> **EXERCISE TASK**
Report the number of lines that hold the string "height". Leave out any other text.

> **STORED RECORDS**
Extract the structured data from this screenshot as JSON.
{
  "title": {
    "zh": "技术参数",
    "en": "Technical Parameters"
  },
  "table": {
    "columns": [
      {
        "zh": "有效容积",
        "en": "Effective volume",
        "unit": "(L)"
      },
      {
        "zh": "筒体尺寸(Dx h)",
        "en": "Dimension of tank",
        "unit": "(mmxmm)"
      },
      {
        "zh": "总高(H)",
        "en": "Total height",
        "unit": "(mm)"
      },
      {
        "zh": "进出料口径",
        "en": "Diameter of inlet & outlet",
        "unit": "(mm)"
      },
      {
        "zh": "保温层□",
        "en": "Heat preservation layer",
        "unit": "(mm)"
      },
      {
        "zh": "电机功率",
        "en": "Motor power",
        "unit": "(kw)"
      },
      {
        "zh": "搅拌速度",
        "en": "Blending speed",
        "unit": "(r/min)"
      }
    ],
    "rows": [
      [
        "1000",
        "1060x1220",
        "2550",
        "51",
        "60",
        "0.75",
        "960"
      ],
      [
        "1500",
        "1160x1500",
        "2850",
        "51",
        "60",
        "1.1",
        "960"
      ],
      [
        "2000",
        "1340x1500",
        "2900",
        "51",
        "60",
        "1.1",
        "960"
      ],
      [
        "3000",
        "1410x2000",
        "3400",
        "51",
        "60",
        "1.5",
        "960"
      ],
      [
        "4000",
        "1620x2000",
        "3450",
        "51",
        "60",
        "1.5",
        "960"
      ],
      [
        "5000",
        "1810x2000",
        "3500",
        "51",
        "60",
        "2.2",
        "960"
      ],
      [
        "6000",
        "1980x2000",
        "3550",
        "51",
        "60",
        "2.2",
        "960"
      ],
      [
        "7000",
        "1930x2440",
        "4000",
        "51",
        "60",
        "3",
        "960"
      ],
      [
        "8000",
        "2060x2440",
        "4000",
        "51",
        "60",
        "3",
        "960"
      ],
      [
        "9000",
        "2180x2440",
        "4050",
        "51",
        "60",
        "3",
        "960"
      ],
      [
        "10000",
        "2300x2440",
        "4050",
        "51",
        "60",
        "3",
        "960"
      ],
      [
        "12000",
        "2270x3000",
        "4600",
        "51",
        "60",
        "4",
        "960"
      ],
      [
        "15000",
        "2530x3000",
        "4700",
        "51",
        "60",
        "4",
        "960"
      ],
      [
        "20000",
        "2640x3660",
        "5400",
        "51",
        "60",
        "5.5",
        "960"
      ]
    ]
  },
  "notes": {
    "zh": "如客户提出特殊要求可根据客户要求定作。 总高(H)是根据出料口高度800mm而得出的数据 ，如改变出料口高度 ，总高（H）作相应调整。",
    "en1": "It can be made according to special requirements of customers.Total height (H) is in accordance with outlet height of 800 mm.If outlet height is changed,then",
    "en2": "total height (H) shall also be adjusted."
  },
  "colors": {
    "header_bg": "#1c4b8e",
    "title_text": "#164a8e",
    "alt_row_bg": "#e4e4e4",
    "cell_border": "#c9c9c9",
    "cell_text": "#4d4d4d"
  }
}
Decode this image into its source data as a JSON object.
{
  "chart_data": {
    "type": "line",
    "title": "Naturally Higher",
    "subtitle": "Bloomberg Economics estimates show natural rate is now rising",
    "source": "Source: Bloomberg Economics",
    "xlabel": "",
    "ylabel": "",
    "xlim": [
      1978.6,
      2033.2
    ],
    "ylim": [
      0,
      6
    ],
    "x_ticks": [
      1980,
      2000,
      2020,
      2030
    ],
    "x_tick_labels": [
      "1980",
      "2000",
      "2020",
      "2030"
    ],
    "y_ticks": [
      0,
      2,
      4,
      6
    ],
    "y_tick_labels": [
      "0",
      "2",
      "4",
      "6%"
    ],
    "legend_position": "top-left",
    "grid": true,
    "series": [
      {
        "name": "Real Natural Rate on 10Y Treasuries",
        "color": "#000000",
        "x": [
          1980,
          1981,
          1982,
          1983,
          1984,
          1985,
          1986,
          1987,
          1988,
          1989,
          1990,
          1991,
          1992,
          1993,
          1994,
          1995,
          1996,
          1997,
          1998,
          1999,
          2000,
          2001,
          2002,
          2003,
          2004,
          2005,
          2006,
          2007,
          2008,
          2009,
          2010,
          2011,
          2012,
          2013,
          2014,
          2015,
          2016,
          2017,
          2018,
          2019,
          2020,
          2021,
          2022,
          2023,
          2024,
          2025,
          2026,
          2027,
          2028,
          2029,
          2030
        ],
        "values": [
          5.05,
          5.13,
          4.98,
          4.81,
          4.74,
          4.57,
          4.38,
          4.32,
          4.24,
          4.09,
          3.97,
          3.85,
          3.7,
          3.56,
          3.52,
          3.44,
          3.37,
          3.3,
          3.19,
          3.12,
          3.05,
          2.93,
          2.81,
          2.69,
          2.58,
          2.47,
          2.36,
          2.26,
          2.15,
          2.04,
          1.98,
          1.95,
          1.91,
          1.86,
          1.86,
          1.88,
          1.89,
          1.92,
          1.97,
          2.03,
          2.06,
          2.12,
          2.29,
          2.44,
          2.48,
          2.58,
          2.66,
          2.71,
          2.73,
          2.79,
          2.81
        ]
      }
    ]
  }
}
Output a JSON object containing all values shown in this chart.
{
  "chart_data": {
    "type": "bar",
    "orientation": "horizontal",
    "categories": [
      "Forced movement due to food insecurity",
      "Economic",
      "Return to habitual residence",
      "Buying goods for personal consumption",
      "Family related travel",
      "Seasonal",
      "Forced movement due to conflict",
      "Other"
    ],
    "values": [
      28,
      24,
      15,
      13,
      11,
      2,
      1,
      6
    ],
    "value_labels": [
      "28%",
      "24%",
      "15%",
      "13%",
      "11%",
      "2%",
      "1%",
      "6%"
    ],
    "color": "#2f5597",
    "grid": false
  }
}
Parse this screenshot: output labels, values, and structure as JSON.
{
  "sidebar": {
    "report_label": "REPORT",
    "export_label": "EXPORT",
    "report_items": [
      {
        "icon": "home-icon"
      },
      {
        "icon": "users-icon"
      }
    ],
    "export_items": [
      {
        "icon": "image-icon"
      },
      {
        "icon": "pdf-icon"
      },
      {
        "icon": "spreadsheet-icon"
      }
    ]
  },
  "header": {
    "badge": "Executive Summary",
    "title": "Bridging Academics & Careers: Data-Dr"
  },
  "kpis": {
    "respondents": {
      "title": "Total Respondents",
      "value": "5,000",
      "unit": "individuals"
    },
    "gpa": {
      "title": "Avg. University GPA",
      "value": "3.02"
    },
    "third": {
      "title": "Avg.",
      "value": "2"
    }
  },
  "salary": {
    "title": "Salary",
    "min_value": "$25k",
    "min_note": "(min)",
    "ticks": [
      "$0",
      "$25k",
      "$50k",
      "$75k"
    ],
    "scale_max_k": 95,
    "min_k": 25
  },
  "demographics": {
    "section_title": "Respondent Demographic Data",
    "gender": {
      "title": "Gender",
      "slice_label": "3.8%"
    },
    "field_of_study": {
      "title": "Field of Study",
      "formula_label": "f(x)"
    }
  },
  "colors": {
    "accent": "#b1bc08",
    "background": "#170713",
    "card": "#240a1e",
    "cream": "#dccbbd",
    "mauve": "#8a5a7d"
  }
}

> **COMPLETED EXERCISE**
3